Selected extract
========================

Gesture recognition

During the blue-c, a marker-less method was developed that detects a stretched arm as an indication of a pointing gesture from multiple camera streams. This method allowed basic interaction with the virtual environment. The aim for blue-c-II is to go towards a more general gesture recognition framework. Based on the full body pose of the user, the extended framework will provide more complex interaction schemes for the collaboration facilities developed during the second project phase.

The reconstruction of the full body pose from multiple camera streams without using any markers is still a challenging research task. Our approach will be based on an articulated body model which will be fitted to the image data of multiple cameras. The body model is built out of superellipsoids and is driven by an articulated skeletal structure. As a first step, by using a background-subtraction algorithm, the user will be separated from the background in all camera images. Then, from these foreground masks, the 3D shape of the person will be computed using a voxel-based procedure. In order to recover the person’s joint positions and limb dimensions, a stochastic optimization process will fit the body model into the 3D observation on each time instant.

========================

Material
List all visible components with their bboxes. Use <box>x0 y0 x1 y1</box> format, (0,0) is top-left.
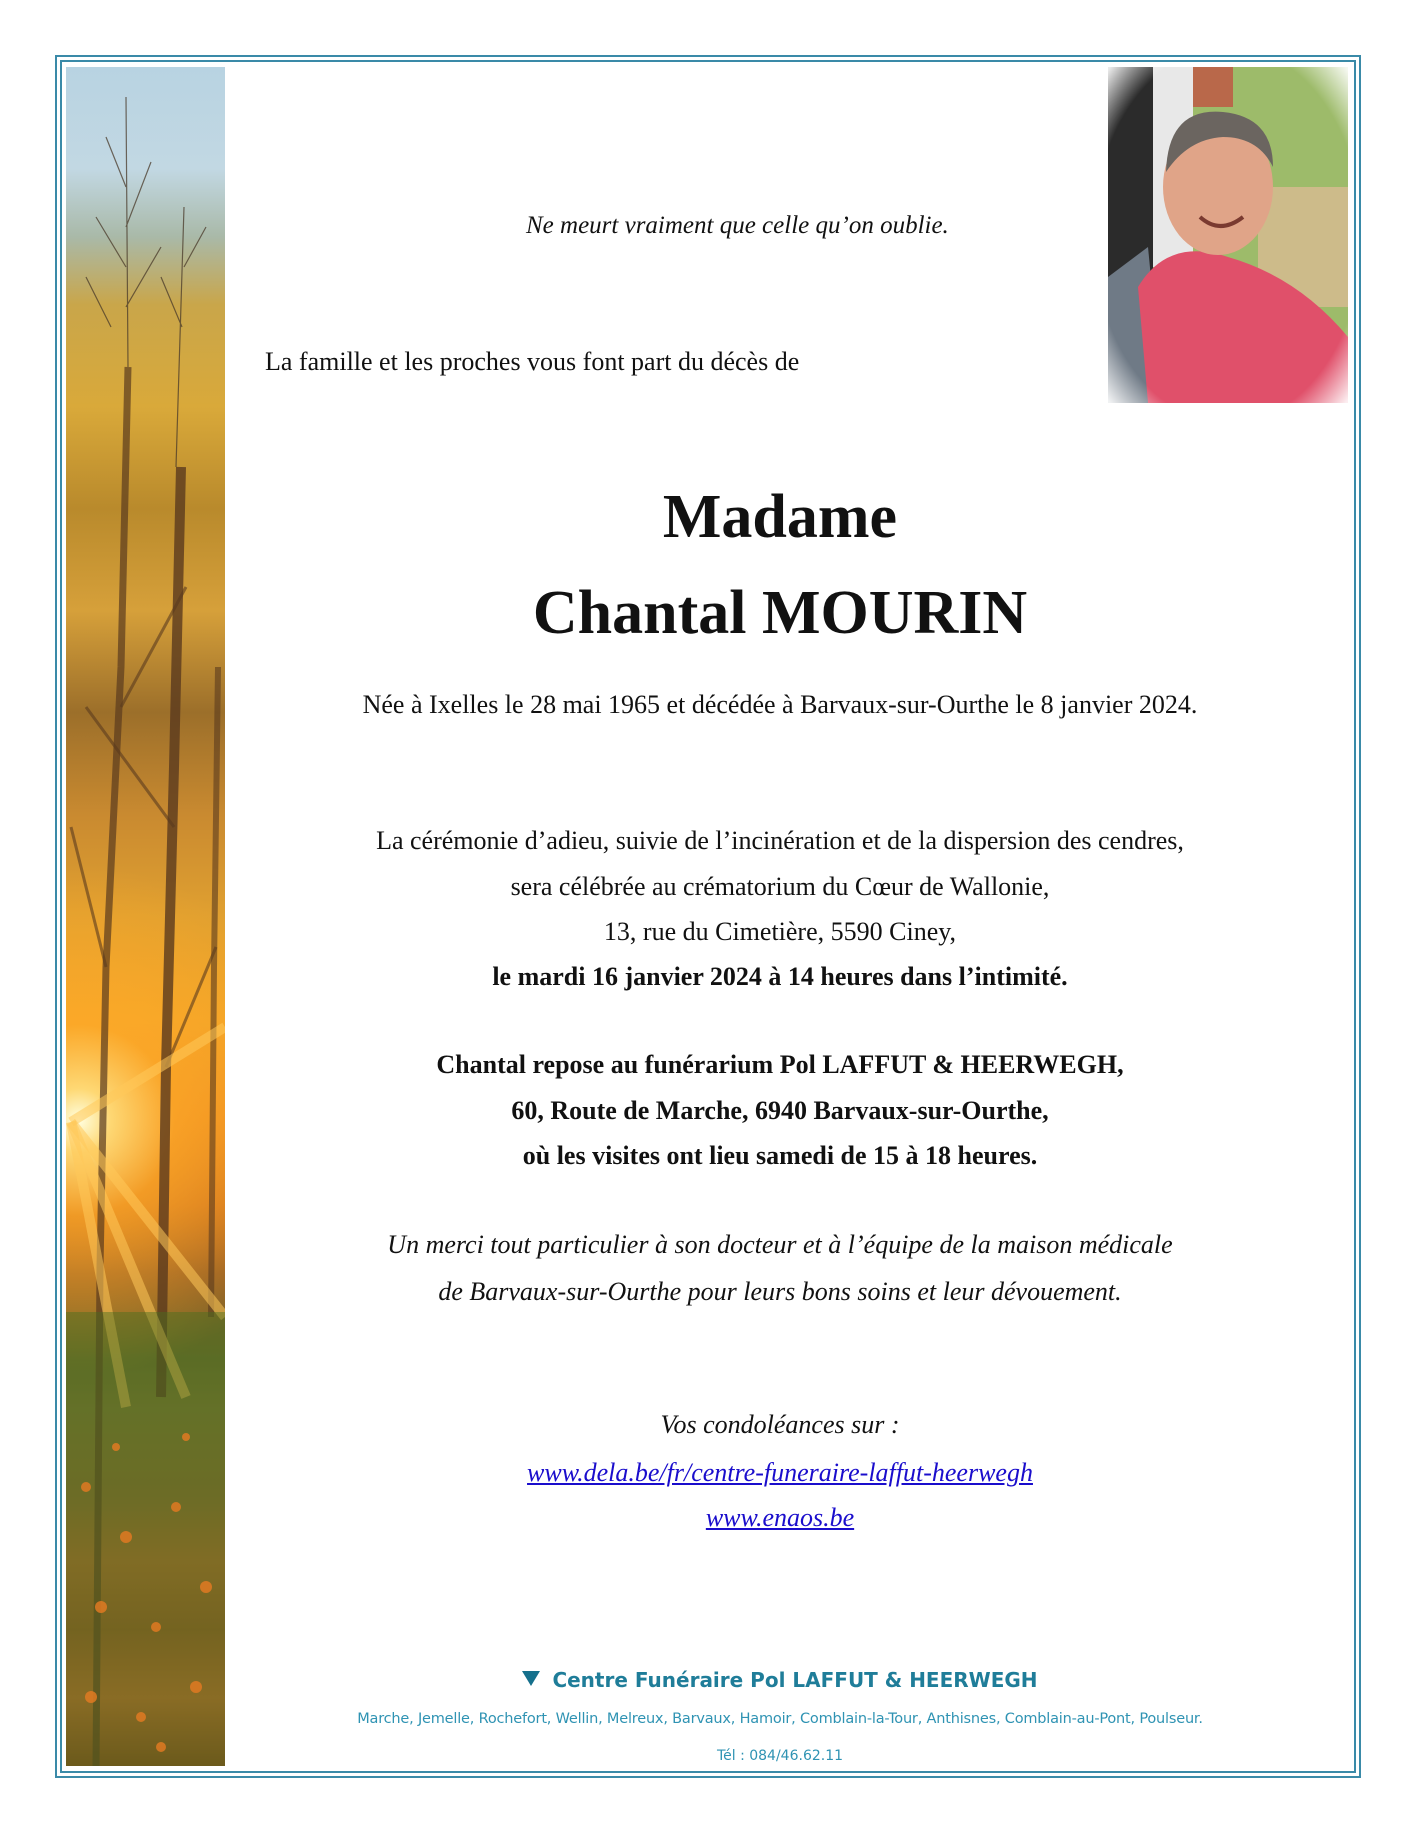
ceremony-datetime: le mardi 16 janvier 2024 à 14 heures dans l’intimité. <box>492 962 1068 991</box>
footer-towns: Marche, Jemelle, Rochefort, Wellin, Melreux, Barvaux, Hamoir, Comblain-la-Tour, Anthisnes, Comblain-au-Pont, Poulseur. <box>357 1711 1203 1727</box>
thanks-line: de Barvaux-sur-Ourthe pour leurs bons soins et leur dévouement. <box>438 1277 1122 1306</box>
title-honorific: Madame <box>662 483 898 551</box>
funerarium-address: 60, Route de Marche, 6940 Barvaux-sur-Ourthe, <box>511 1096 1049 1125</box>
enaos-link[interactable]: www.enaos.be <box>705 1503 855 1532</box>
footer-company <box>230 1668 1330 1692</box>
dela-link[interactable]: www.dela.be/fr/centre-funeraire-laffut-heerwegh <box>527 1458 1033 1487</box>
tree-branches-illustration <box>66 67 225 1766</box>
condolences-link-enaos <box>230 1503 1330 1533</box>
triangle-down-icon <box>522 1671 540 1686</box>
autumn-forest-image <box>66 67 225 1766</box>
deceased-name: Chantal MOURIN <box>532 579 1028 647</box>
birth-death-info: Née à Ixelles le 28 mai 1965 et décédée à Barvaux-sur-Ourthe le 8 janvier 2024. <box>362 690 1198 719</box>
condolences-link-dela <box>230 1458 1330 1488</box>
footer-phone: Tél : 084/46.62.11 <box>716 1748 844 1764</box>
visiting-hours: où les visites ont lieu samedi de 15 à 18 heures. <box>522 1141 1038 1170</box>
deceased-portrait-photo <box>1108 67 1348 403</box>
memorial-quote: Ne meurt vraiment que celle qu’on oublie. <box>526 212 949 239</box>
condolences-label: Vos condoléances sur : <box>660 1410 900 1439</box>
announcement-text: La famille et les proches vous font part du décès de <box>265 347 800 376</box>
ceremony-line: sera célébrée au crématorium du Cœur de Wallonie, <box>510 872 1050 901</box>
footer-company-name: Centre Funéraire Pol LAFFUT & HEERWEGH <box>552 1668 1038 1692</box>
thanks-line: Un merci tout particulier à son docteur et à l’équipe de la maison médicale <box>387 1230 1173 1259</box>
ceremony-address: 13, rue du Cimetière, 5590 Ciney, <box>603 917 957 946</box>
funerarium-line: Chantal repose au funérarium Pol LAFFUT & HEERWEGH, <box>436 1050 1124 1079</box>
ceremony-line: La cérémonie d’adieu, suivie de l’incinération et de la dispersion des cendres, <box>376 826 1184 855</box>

========================

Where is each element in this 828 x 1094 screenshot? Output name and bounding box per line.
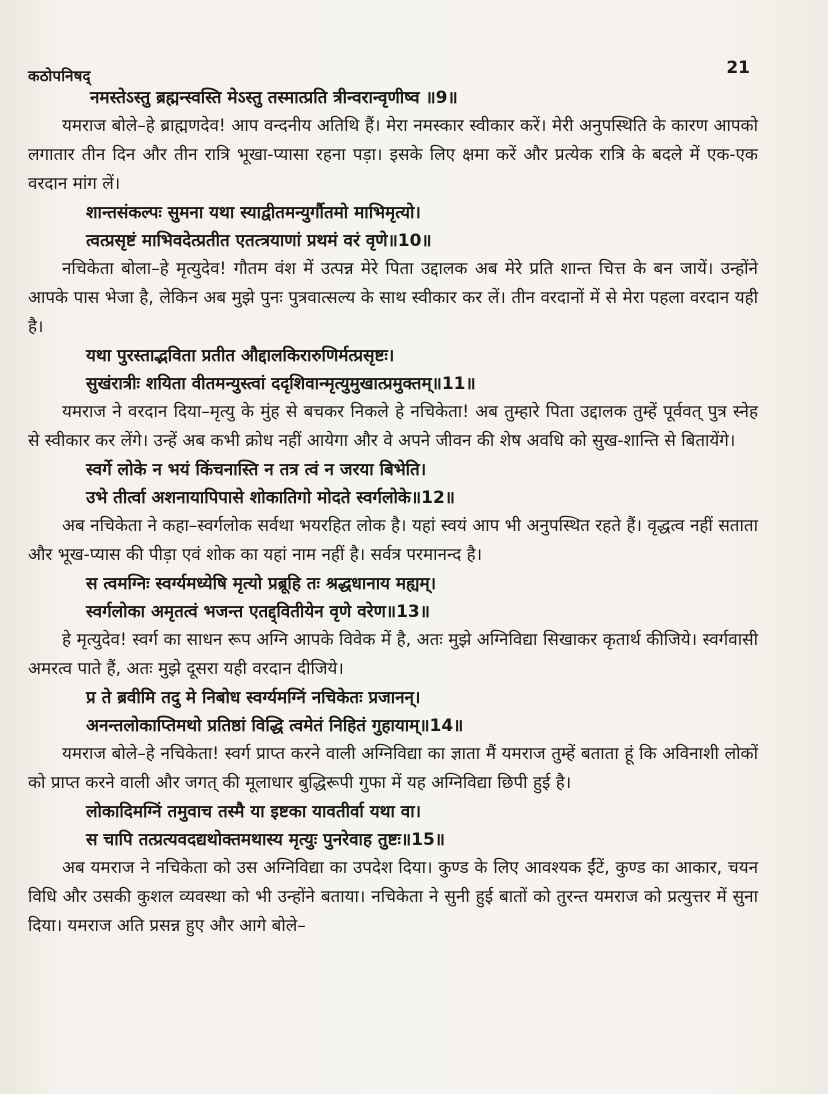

========================

Problem set
1 – According to the gesture recognition text, what is the body model built out of?
2 – Extend the gesture recognition text by writing what comes after its final sentence.

Exercise answers
1 – Superellipsoids.

2 –
Once the movements of the user over time are known, gestures can be detected and used to trigger actions in the system. For this purpose, a probabilistic framework will be trained to recognize a set of well defined gestures, such as grasping, pushing, etc.
Using this prior information, the framework will then classify the recovered temporal joint data of the performing user into gestures and will trigger the corresponding actions in the system.

3D reconstruction result of the user from 6 views using our voxel-based procedure. Alignment of the model with respect to the 3D reconstruction after the stochastic optimization process. Result of the foreground / background segmentation of four simultaneously captured input images. Model built out of superellipsoids. The left figure shows an explosion view with all articulated chains separated. On the right, the skeletal structure is overlaid.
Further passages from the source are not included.